== Provided data ==

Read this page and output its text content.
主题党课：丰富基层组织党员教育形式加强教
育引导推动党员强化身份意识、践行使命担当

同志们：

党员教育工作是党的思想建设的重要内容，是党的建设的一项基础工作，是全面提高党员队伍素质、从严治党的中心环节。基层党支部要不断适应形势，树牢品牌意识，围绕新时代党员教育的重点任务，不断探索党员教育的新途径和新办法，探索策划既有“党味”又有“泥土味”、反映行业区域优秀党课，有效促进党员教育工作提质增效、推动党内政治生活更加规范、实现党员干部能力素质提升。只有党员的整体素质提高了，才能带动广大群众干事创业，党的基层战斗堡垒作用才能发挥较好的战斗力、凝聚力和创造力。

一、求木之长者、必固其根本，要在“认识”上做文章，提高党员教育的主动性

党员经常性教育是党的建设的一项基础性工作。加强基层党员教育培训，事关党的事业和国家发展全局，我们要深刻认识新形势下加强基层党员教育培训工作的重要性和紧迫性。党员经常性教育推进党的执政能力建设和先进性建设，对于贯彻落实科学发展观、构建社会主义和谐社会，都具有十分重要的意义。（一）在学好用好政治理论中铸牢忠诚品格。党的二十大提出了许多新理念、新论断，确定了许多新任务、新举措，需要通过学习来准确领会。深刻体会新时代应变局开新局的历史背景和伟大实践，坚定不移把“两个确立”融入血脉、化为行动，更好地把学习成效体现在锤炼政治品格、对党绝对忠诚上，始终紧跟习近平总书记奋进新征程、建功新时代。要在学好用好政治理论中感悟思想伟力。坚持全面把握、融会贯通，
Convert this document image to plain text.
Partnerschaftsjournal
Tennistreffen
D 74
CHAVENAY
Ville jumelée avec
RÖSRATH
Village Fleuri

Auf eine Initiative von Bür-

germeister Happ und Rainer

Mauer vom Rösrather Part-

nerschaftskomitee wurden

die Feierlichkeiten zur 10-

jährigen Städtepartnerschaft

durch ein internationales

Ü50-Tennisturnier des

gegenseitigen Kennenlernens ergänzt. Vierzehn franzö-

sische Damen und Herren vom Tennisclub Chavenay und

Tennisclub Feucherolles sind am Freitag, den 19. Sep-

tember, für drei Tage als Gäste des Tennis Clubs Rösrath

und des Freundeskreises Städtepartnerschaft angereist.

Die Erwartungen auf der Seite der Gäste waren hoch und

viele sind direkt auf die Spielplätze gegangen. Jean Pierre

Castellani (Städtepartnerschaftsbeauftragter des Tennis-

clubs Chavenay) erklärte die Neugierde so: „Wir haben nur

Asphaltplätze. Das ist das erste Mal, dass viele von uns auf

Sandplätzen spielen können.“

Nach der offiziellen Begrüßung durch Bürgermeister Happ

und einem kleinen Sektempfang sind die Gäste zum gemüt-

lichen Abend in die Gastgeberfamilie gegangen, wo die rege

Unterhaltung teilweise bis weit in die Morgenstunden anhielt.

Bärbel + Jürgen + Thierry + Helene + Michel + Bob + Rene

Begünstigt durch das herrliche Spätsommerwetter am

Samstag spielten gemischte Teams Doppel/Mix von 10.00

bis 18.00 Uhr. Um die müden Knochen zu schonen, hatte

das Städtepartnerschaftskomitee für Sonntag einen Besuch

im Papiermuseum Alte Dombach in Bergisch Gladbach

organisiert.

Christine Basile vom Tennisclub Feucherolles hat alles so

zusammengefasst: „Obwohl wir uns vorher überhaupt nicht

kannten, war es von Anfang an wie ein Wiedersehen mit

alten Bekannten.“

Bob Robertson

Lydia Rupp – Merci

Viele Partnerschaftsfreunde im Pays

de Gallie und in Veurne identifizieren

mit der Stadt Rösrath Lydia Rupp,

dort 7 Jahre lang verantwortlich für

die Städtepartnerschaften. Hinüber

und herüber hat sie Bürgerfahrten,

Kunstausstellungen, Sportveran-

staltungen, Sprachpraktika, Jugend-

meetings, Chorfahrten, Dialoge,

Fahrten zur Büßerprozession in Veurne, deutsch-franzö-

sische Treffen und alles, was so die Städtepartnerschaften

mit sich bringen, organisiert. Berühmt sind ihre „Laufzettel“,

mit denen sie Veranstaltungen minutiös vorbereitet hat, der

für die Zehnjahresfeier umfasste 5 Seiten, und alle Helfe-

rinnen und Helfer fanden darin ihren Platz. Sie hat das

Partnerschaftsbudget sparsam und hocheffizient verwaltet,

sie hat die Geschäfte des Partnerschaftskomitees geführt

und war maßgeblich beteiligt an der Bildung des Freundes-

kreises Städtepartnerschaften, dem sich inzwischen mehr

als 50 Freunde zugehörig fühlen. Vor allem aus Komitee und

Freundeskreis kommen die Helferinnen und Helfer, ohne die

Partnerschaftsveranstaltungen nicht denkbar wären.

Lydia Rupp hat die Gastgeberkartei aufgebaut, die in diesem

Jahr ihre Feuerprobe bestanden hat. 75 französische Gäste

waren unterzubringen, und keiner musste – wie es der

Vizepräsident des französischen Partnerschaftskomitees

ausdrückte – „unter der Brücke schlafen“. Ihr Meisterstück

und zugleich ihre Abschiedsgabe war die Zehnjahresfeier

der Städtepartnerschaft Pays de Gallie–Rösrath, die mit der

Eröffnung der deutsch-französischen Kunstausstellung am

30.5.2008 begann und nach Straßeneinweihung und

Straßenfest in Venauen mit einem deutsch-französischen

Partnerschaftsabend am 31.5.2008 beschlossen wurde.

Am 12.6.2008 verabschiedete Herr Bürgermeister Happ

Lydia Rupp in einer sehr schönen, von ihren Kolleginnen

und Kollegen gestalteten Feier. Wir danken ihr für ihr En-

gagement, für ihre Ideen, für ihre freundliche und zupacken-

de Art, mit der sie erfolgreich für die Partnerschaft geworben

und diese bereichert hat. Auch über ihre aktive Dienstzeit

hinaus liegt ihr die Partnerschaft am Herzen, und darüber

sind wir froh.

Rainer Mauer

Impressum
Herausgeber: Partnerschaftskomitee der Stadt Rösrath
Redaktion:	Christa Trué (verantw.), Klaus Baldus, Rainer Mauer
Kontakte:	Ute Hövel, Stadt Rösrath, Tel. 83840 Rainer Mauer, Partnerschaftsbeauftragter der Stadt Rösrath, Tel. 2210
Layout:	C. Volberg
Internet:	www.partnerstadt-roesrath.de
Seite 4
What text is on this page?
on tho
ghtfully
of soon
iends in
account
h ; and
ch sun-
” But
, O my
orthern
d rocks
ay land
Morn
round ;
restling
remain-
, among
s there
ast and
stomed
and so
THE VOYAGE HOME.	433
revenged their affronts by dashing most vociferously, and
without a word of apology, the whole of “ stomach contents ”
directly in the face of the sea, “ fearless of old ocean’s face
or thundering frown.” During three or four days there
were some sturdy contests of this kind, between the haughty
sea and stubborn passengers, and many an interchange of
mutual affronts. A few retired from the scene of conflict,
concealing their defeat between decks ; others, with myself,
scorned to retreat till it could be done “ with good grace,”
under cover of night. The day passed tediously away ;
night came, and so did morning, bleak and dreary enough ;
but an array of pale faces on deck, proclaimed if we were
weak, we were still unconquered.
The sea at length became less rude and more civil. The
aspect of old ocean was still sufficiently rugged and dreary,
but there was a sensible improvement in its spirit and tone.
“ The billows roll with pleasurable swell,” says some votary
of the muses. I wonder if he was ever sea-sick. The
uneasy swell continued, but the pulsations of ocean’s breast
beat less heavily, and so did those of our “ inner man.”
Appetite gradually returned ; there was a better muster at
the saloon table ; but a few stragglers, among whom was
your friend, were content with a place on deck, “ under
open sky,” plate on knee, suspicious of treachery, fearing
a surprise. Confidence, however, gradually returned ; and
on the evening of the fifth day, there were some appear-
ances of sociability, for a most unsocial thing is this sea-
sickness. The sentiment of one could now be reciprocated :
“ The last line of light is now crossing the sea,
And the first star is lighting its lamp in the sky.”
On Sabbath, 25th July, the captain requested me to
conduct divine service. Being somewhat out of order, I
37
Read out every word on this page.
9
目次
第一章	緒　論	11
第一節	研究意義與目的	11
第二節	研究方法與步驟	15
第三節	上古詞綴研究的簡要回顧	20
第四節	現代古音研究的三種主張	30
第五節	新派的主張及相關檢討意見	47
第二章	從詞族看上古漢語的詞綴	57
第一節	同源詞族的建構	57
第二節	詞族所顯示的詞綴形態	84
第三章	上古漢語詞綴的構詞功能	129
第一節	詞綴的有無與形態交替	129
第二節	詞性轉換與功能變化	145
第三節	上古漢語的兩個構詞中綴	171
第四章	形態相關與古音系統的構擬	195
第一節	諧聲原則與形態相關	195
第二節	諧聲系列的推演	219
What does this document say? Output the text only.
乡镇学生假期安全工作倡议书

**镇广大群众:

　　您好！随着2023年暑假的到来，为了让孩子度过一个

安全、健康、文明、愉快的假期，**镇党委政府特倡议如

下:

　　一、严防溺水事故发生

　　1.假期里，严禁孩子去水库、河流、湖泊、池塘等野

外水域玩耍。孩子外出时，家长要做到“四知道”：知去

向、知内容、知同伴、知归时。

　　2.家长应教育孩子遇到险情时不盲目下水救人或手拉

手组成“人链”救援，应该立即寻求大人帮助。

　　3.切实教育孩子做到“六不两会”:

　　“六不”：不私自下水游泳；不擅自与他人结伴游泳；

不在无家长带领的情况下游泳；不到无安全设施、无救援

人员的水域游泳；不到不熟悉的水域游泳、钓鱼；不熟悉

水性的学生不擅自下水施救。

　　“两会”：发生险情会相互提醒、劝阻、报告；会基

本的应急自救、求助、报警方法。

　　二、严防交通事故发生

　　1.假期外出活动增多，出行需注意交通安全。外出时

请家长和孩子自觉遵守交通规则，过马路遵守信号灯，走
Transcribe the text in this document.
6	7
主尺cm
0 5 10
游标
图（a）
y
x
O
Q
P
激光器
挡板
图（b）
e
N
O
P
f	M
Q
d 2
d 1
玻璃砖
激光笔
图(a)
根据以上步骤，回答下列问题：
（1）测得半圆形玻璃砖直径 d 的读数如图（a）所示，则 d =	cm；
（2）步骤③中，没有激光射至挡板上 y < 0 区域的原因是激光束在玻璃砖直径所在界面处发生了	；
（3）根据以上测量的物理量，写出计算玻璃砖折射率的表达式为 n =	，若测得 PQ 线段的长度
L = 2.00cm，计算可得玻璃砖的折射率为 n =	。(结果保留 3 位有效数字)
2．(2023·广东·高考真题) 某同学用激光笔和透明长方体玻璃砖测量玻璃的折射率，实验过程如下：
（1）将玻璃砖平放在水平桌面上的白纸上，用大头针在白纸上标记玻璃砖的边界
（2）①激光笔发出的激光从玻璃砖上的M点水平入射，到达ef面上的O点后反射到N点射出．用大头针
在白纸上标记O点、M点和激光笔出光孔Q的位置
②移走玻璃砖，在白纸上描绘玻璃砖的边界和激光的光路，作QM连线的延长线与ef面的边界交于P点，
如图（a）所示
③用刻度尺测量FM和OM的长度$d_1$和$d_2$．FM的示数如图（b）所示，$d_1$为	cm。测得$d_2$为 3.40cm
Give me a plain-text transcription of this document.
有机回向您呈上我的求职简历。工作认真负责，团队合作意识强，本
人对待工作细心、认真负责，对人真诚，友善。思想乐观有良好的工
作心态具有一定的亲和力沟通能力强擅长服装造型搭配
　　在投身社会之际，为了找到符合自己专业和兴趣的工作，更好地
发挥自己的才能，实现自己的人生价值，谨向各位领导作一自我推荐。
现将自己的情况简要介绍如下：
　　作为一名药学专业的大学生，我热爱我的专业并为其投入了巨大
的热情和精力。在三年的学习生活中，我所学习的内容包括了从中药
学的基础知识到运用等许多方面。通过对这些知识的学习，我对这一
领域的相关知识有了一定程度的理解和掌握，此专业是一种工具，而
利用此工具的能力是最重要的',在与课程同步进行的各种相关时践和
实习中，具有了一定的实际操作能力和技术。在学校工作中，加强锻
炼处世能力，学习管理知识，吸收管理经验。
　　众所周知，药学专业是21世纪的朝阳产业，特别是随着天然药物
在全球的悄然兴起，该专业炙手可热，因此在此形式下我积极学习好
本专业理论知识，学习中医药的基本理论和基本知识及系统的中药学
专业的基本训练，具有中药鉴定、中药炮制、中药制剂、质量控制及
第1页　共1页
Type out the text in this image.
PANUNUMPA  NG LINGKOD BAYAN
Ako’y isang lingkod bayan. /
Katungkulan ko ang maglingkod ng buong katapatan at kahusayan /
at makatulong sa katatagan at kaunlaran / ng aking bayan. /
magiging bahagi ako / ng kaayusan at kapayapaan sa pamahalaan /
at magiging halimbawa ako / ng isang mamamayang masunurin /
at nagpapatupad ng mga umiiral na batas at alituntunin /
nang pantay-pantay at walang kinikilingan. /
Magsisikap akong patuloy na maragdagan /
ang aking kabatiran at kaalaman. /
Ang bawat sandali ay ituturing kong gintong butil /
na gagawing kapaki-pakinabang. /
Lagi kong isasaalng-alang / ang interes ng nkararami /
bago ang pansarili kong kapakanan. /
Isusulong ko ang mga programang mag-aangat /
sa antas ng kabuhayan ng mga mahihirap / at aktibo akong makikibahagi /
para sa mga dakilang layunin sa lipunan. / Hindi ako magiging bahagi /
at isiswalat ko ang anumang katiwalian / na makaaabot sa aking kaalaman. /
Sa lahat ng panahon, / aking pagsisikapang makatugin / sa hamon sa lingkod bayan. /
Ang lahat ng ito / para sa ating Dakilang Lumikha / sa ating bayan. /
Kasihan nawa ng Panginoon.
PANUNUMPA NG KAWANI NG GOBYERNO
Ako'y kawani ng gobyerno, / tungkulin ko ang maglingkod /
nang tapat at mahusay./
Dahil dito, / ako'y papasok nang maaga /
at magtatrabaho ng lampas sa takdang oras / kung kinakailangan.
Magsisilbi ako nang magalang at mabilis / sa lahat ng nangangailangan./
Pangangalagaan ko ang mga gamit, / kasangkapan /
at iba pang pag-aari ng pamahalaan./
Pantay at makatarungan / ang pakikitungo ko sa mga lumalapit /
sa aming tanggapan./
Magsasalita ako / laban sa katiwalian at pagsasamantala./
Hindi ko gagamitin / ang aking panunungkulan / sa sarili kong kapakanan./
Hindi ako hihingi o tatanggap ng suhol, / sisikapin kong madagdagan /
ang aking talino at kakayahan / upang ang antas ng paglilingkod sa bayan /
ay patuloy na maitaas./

===

Problem details
Report how many lines in this data include the string "Pays", and nothing else.

Completed exercise
2